Instructions to follow >>
Read the records and write them out again exactly.

________________________________________

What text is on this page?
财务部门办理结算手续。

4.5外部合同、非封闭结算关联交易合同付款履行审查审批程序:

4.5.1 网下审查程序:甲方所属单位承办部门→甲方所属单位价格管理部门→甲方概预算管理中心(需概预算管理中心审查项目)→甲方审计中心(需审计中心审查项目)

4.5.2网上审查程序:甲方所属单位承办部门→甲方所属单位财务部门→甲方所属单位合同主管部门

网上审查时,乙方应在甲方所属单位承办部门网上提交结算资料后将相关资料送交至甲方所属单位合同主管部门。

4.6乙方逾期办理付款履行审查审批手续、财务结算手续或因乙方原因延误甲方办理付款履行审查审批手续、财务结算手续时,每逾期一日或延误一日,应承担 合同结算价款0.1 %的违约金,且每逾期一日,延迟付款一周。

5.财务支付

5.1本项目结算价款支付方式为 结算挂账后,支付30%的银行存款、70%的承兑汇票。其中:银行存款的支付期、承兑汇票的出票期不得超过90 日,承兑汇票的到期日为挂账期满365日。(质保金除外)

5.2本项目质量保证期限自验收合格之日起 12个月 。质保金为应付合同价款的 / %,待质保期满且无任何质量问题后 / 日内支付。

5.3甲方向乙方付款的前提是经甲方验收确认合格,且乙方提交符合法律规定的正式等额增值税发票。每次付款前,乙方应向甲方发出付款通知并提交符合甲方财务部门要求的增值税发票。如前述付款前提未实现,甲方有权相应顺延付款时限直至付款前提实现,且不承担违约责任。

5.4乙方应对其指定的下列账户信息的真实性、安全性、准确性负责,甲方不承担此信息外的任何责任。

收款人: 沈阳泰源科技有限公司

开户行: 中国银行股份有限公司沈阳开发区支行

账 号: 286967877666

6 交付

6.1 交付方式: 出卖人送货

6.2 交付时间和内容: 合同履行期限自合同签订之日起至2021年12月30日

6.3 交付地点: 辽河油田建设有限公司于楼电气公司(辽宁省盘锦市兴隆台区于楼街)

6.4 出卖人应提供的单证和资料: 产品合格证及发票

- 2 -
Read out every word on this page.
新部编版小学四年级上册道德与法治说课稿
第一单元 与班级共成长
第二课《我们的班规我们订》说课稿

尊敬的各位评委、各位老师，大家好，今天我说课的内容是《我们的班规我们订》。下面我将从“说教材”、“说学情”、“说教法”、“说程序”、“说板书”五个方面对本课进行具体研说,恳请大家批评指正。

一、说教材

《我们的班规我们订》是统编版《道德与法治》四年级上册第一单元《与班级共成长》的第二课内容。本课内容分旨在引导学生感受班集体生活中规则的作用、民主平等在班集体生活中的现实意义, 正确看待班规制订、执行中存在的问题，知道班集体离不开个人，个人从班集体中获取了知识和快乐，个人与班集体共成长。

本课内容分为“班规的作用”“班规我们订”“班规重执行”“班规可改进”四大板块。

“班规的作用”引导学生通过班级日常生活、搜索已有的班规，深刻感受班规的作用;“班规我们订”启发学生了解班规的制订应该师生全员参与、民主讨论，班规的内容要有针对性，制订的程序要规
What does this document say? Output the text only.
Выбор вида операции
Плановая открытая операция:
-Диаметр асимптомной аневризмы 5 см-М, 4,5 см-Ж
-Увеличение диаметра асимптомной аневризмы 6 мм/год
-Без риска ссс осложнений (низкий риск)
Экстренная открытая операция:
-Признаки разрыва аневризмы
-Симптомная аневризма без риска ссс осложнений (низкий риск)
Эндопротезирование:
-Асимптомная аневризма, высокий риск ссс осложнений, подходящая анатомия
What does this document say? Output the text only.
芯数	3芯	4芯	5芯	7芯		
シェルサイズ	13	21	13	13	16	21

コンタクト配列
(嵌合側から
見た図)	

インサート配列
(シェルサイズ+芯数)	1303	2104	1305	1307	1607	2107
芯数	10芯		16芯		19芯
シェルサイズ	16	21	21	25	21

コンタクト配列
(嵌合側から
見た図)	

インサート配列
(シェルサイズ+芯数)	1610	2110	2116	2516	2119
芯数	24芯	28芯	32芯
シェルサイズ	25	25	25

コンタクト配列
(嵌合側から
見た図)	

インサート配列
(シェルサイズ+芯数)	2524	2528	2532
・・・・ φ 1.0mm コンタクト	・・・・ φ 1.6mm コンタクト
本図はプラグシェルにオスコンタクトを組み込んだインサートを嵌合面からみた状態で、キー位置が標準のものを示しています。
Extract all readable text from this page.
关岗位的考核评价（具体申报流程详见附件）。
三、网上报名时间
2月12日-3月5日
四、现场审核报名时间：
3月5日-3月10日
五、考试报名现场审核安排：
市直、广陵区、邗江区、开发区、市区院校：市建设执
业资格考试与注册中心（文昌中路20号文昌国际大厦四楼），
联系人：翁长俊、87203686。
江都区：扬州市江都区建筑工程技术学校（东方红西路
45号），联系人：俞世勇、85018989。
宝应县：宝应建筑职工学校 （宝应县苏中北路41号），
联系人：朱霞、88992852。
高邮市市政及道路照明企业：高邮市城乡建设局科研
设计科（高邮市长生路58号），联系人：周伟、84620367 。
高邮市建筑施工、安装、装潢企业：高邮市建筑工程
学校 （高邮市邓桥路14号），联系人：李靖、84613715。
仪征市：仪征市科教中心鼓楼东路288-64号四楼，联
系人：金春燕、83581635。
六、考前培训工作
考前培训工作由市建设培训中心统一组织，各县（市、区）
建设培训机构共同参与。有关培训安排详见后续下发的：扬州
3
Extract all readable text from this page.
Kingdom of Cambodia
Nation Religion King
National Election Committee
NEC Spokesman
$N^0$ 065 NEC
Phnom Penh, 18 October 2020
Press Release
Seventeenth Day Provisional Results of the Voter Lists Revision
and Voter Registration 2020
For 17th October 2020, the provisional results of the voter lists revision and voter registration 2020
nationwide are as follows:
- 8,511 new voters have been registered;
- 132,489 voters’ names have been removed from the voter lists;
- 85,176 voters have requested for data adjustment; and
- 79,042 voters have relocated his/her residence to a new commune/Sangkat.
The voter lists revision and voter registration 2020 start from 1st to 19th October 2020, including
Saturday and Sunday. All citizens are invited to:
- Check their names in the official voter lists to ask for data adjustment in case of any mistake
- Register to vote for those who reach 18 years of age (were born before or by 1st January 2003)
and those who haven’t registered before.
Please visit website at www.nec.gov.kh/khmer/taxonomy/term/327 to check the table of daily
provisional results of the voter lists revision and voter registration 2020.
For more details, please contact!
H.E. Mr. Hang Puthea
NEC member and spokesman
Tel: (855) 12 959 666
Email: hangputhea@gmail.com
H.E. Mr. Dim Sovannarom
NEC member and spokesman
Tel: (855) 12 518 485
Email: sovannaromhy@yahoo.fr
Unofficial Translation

________________________________________

Output >>
What text is on this page?
财务部门办理结算手续。

4.5外部合同、非封闭结算关联交易合同付款履行审查审批程序:

4.5.1 网下审查程序:甲方所属单位承办部门→甲方所属单位价格管理部门→甲方概预算管理中心(需概预算管理中心审查项目)→甲方审计中心(需审计中心审查项目)

4.5.2网上审查程序:甲方所属单位承办部门→甲方所属单位财务部门→甲方所属单位合同主管部门

网上审查时,乙方应在甲方所属单位承办部门网上提交结算资料后将相关资料送交至甲方所属单位合同主管部门。

4.6乙方逾期办理付款履行审查审批手续、财务结算手续或因乙方原因延误甲方办理付款履行审查审批手续、财务结算手续时,每逾期一日或延误一日,应承担 合同结算价款0.1 %的违约金,且每逾期一日,延迟付款一周。

5.财务支付

5.1本项目结算价款支付方式为 结算挂账后,支付30%的银行存款、70%的承兑汇票。其中:银行存款的支付期、承兑汇票的出票期不得超过90 日,承兑汇票的到期日为挂账期满365日。(质保金除外)

5.2本项目质量保证期限自验收合格之日起 12个月 。质保金为应付合同价款的 / %,待质保期满且无任何质量问题后 / 日内支付。

5.3甲方向乙方付款的前提是经甲方验收确认合格,且乙方提交符合法律规定的正式等额增值税发票。每次付款前,乙方应向甲方发出付款通知并提交符合甲方财务部门要求的增值税发票。如前述付款前提未实现,甲方有权相应顺延付款时限直至付款前提实现,且不承担违约责任。

5.4乙方应对其指定的下列账户信息的真实性、安全性、准确性负责,甲方不承担此信息外的任何责任。

收款人: 沈阳泰源科技有限公司

开户行: 中国银行股份有限公司沈阳开发区支行

账 号: 286967877666

6 交付

6.1 交付方式: 出卖人送货

6.2 交付时间和内容: 合同履行期限自合同签订之日起至2021年12月30日

6.3 交付地点: 辽河油田建设有限公司于楼电气公司(辽宁省盘锦市兴隆台区于楼街)

6.4 出卖人应提供的单证和资料: 产品合格证及发票

- 2 -
Read out every word on this page.
新部编版小学四年级上册道德与法治说课稿
第一单元 与班级共成长
第二课《我们的班规我们订》说课稿

尊敬的各位评委、各位老师，大家好，今天我说课的内容是《我们的班规我们订》。下面我将从“说教材”、“说学情”、“说教法”、“说程序”、“说板书”五个方面对本课进行具体研说,恳请大家批评指正。

一、说教材

《我们的班规我们订》是统编版《道德与法治》四年级上册第一单元《与班级共成长》的第二课内容。本课内容分旨在引导学生感受班集体生活中规则的作用、民主平等在班集体生活中的现实意义, 正确看待班规制订、执行中存在的问题，知道班集体离不开个人，个人从班集体中获取了知识和快乐，个人与班集体共成长。

本课内容分为“班规的作用”“班规我们订”“班规重执行”“班规可改进”四大板块。

“班规的作用”引导学生通过班级日常生活、搜索已有的班规，深刻感受班规的作用;“班规我们订”启发学生了解班规的制订应该师生全员参与、民主讨论，班规的内容要有针对性，制订的程序要规
What does this document say? Output the text only.
Выбор вида операции
Плановая открытая операция:
-Диаметр асимптомной аневризмы 5 см-М, 4,5 см-Ж
-Увеличение диаметра асимптомной аневризмы 6 мм/год
-Без риска ссс осложнений (низкий риск)
Экстренная открытая операция:
-Признаки разрыва аневризмы
-Симптомная аневризма без риска ссс осложнений (низкий риск)
Эндопротезирование:
-Асимптомная аневризма, высокий риск ссс осложнений, подходящая анатомия
What does this document say? Output the text only.
芯数	3芯	4芯	5芯	7芯		
シェルサイズ	13	21	13	13	16	21

コンタクト配列
(嵌合側から
見た図)	

インサート配列
(シェルサイズ+芯数)	1303	2104	1305	1307	1607	2107
芯数	10芯		16芯		19芯
シェルサイズ	16	21	21	25	21

コンタクト配列
(嵌合側から
見た図)	

インサート配列
(シェルサイズ+芯数)	1610	2110	2116	2516	2119
芯数	24芯	28芯	32芯
シェルサイズ	25	25	25

コンタクト配列
(嵌合側から
見た図)	

インサート配列
(シェルサイズ+芯数)	2524	2528	2532
・・・・ φ 1.0mm コンタクト	・・・・ φ 1.6mm コンタクト
本図はプラグシェルにオスコンタクトを組み込んだインサートを嵌合面からみた状態で、キー位置が標準のものを示しています。
Extract all readable text from this page.
关岗位的考核评价（具体申报流程详见附件）。
三、网上报名时间
2月12日-3月5日
四、现场审核报名时间：
3月5日-3月10日
五、考试报名现场审核安排：
市直、广陵区、邗江区、开发区、市区院校：市建设执
业资格考试与注册中心（文昌中路20号文昌国际大厦四楼），
联系人：翁长俊、87203686。
江都区：扬州市江都区建筑工程技术学校（东方红西路
45号），联系人：俞世勇、85018989。
宝应县：宝应建筑职工学校 （宝应县苏中北路41号），
联系人：朱霞、88992852。
高邮市市政及道路照明企业：高邮市城乡建设局科研
设计科（高邮市长生路58号），联系人：周伟、84620367 。
高邮市建筑施工、安装、装潢企业：高邮市建筑工程
学校 （高邮市邓桥路14号），联系人：李靖、84613715。
仪征市：仪征市科教中心鼓楼东路288-64号四楼，联
系人：金春燕、83581635。
六、考前培训工作
考前培训工作由市建设培训中心统一组织，各县（市、区）
建设培训机构共同参与。有关培训安排详见后续下发的：扬州
3
Extract all readable text from this page.
Kingdom of Cambodia
Nation Religion King
National Election Committee
NEC Spokesman
$N^0$ 065 NEC
Phnom Penh, 18 October 2020
Press Release
Seventeenth Day Provisional Results of the Voter Lists Revision
and Voter Registration 2020
For 17th October 2020, the provisional results of the voter lists revision and voter registration 2020
nationwide are as follows:
- 8,511 new voters have been registered;
- 132,489 voters’ names have been removed from the voter lists;
- 85,176 voters have requested for data adjustment; and
- 79,042 voters have relocated his/her residence to a new commune/Sangkat.
The voter lists revision and voter registration 2020 start from 1st to 19th October 2020, including
Saturday and Sunday. All citizens are invited to:
- Check their names in the official voter lists to ask for data adjustment in case of any mistake
- Register to vote for those who reach 18 years of age (were born before or by 1st January 2003)
and those who haven’t registered before.
Please visit website at www.nec.gov.kh/khmer/taxonomy/term/327 to check the table of daily
provisional results of the voter lists revision and voter registration 2020.
For more details, please contact!
H.E. Mr. Hang Puthea
NEC member and spokesman
Tel: (855) 12 959 666
Email: hangputhea@gmail.com
H.E. Mr. Dim Sovannarom
NEC member and spokesman
Tel: (855) 12 518 485
Email: sovannaromhy@yahoo.fr
Unofficial Translation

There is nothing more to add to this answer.